Select the lines that contain "előfizetések" and copy each of them.

Start of TASK MATERIAL

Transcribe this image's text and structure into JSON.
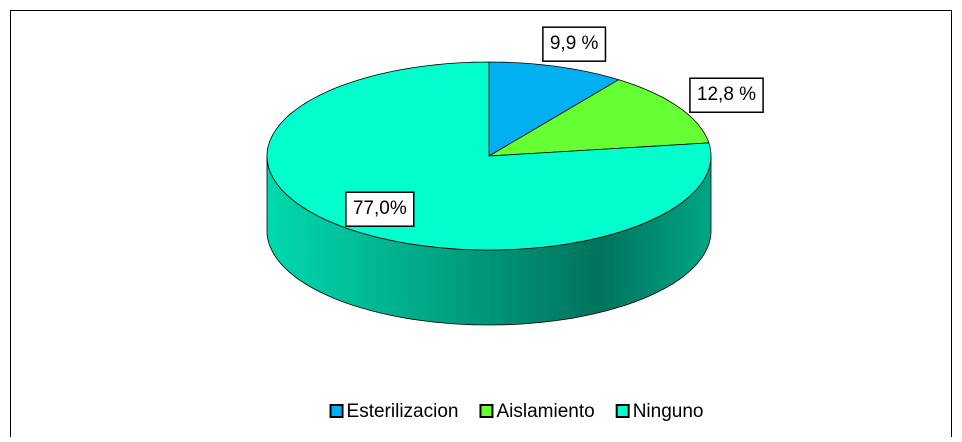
{
  "chart_data": {
    "type": "pie3d",
    "categories": [
      "Esterilizacion",
      "Aislamiento",
      "Ninguno"
    ],
    "values": [
      9.9,
      12.8,
      77.0
    ],
    "value_labels": [
      "9,9 %",
      "12,8 %",
      "77,0%"
    ],
    "colors": [
      "#00b0f0",
      "#66ff33",
      "#00ffcc"
    ],
    "legend": "bottom"
  }
}
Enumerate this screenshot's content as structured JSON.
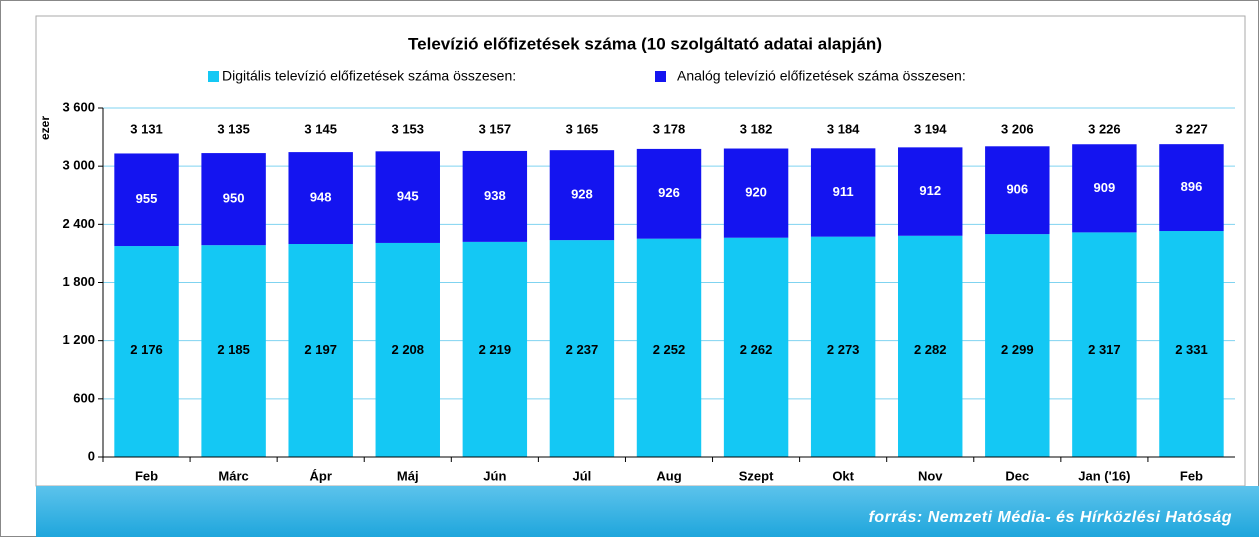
{
  "chart_data": {
    "type": "stacked-bar",
    "title": "Televízió előfizetések száma (10 szolgáltató adatai alapján)",
    "y_label": "ezer",
    "source": "forrás: Nemzeti Média- és Hírközlési Hatóság",
    "categories": [
      "Feb",
      "Márc",
      "Ápr",
      "Máj",
      "Jún",
      "Júl",
      "Aug",
      "Szept",
      "Okt",
      "Nov",
      "Dec",
      "Jan ('16)",
      "Feb"
    ],
    "series": [
      {
        "name": "Digitális televízió előfizetések száma összesen:",
        "color": "#14c8f4",
        "values": [
          2176,
          2185,
          2197,
          2208,
          2219,
          2237,
          2252,
          2262,
          2273,
          2282,
          2299,
          2317,
          2331
        ],
        "value_labels": [
          "2 176",
          "2 185",
          "2 197",
          "2 208",
          "2 219",
          "2 237",
          "2 252",
          "2 262",
          "2 273",
          "2 282",
          "2 299",
          "2 317",
          "2 331"
        ]
      },
      {
        "name": "Analóg televízió előfizetések száma összesen:",
        "color": "#1414f0",
        "values": [
          955,
          950,
          948,
          945,
          938,
          928,
          926,
          920,
          911,
          912,
          906,
          909,
          896
        ]
      }
    ],
    "totals": {
      "values": [
        3131,
        3135,
        3145,
        3153,
        3157,
        3165,
        3178,
        3182,
        3184,
        3194,
        3206,
        3226,
        3227
      ],
      "value_labels": [
        "3 131",
        "3 135",
        "3 145",
        "3 153",
        "3 157",
        "3 165",
        "3 178",
        "3 182",
        "3 184",
        "3 194",
        "3 206",
        "3 226",
        "3 227"
      ]
    },
    "ylim": [
      0,
      3600
    ],
    "yticks": [
      0,
      600,
      {
        "value": 1200,
        "label": "1 200"
      },
      {
        "value": 1800,
        "label": "1 800"
      },
      {
        "value": 2400,
        "label": "2 400"
      },
      {
        "value": 3000,
        "label": "3 000"
      },
      {
        "value": 3600,
        "label": "3 600"
      }
    ],
    "grid": true
  }
}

End of TASK MATERIAL

ANSWER TO THIS TASK –
    "title": "Televízió előfizetések száma (10 szolgáltató adatai alapján)",
        "name": "Digitális televízió előfizetések száma összesen:",
        "name": "Analóg televízió előfizetések száma összesen:",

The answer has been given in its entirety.